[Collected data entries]
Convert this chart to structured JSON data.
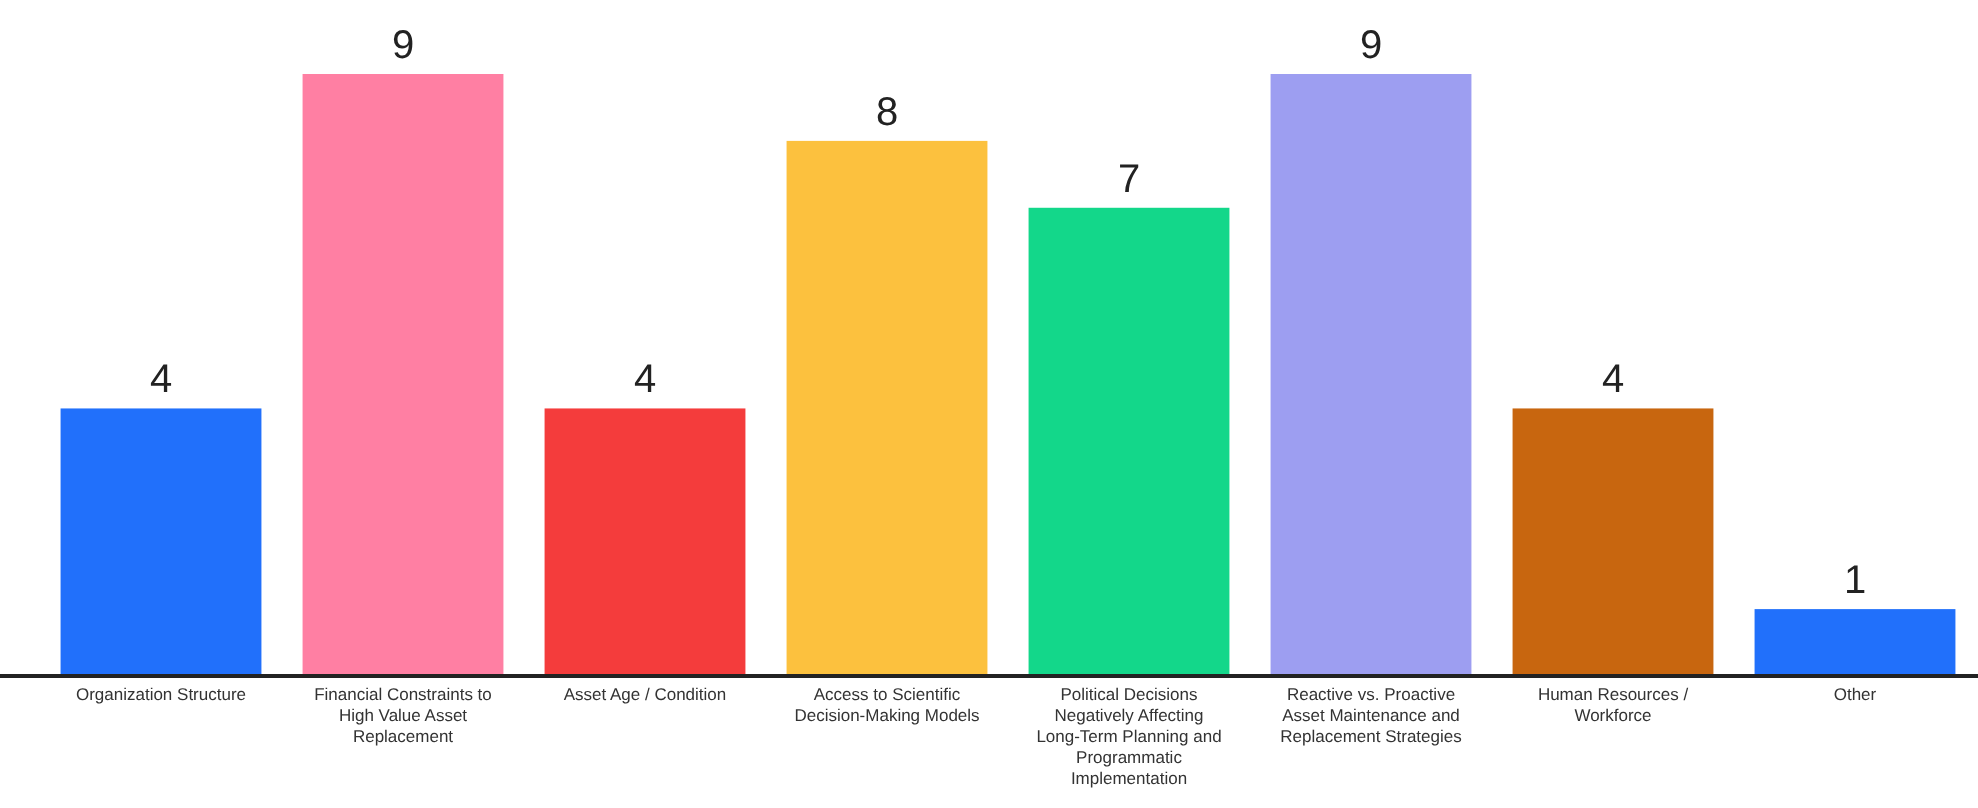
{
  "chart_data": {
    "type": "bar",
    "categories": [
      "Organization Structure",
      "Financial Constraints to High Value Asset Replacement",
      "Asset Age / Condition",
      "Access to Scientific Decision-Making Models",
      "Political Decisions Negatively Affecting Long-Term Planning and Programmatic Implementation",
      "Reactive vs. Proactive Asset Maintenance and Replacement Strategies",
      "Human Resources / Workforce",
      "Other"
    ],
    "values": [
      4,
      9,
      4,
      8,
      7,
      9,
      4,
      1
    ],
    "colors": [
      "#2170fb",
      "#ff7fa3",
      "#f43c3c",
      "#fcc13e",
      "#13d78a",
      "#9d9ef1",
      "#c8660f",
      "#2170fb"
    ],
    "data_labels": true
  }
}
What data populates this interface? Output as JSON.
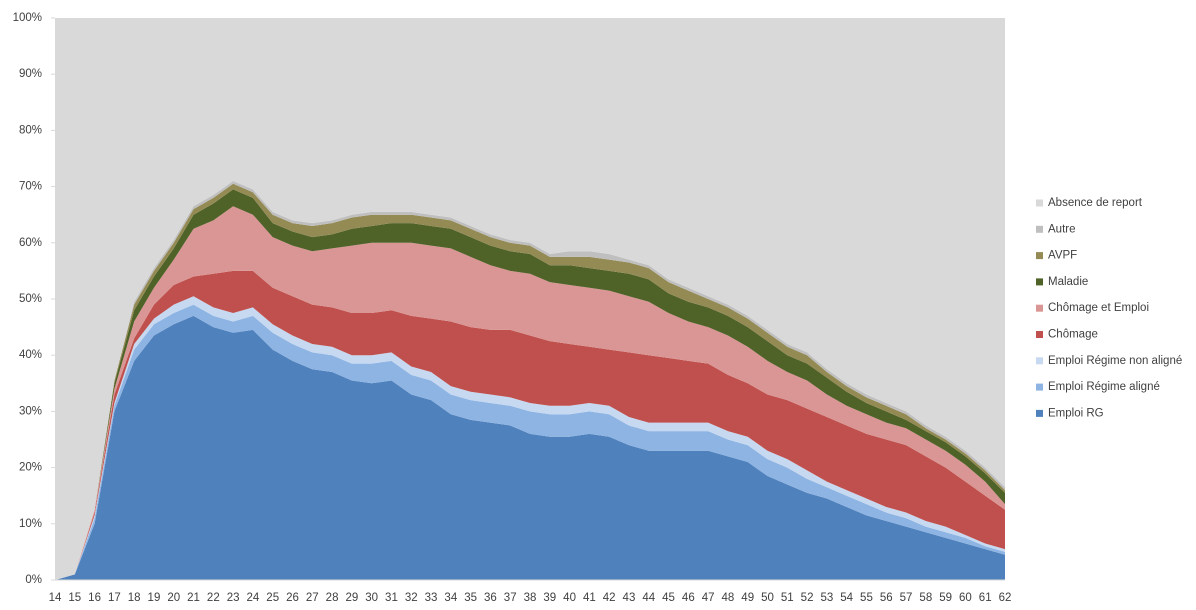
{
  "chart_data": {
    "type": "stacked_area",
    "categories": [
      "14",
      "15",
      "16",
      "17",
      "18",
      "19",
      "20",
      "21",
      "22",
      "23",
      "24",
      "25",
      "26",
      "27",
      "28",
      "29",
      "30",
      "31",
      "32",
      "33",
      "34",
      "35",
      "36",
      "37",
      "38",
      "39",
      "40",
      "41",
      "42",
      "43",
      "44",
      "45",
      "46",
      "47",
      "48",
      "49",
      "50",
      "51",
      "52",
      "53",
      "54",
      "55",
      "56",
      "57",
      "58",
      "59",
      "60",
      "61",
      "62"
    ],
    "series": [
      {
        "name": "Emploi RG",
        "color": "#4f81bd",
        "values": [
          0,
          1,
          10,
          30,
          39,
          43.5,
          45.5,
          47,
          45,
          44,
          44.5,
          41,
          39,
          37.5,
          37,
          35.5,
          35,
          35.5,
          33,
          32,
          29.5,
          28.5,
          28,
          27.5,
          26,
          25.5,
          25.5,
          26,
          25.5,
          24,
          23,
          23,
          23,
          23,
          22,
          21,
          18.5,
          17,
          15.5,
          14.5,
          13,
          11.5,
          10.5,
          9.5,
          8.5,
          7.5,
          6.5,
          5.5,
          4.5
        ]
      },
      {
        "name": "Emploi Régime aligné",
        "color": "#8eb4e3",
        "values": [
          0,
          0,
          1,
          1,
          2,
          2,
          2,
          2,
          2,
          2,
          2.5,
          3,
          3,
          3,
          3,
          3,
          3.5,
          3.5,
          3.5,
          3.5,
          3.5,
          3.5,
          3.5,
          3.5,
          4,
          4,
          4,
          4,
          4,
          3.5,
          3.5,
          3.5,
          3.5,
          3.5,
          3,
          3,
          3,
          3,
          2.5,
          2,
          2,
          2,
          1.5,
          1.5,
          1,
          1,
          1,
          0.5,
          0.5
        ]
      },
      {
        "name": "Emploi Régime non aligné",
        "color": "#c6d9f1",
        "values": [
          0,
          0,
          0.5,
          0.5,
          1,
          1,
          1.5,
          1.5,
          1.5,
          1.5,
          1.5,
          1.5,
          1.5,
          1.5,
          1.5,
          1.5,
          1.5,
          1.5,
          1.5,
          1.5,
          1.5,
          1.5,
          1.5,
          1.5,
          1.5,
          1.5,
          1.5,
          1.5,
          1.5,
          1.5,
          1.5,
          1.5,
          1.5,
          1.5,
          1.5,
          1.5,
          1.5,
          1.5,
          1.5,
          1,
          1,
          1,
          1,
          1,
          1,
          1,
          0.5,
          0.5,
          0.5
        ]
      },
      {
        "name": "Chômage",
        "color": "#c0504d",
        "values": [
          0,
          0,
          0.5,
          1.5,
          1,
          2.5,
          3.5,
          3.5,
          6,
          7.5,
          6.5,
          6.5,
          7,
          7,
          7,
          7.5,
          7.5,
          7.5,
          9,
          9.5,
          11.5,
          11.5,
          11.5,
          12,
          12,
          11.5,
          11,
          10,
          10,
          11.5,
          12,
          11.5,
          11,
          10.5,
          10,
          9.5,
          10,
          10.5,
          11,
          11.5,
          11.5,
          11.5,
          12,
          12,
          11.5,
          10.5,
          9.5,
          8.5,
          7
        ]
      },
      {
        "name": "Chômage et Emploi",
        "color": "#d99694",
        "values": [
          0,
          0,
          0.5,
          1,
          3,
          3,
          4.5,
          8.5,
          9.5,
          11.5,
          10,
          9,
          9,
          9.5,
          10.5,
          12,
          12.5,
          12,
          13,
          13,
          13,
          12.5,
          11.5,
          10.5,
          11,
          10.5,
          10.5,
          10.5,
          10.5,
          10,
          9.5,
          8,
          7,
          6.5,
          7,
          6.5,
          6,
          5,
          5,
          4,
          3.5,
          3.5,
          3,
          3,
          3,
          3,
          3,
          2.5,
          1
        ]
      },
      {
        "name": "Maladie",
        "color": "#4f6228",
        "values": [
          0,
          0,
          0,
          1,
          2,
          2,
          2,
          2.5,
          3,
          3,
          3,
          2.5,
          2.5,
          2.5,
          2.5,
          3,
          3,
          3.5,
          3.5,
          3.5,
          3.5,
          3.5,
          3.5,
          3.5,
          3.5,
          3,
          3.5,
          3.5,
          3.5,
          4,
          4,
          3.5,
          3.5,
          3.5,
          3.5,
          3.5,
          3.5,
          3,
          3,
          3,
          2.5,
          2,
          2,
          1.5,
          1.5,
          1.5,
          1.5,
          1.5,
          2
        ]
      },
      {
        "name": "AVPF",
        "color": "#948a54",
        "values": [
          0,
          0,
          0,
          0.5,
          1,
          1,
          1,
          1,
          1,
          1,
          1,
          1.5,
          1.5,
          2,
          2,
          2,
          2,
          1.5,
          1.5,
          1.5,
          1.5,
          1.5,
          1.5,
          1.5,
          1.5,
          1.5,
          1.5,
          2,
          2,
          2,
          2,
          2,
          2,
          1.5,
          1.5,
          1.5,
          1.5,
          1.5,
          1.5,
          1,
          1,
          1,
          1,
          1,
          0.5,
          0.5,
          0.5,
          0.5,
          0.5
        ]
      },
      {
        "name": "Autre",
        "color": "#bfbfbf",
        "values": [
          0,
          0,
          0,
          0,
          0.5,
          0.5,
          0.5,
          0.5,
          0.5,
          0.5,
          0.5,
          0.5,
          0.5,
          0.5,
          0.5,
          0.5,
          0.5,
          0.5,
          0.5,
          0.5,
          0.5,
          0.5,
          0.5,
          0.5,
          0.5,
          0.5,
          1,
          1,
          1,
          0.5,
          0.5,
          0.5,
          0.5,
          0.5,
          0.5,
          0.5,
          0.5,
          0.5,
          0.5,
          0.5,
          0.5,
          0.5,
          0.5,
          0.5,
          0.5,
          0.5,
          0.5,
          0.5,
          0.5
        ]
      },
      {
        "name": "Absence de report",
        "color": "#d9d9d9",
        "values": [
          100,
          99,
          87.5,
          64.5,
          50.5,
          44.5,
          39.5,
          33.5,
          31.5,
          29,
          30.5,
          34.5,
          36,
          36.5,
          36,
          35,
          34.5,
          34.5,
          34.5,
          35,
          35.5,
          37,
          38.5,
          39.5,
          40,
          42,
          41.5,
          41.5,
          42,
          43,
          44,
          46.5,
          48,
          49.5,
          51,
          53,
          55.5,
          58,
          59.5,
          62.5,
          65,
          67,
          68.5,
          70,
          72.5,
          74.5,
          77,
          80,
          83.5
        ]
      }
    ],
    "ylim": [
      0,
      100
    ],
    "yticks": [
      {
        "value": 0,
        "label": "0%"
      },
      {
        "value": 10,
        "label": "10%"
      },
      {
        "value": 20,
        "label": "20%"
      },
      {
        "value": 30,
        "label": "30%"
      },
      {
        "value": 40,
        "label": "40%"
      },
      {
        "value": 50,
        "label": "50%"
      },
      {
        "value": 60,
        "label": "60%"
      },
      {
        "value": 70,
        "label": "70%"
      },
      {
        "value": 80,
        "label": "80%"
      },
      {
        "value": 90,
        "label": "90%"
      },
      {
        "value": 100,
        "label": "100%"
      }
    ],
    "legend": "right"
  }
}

[TASK STATEMENT] Select every line of the records holding the string "this".

[PROBLEM SOLUTION]
Convert this chart to structured JSON data.
What data populates this interface? Output as JSON.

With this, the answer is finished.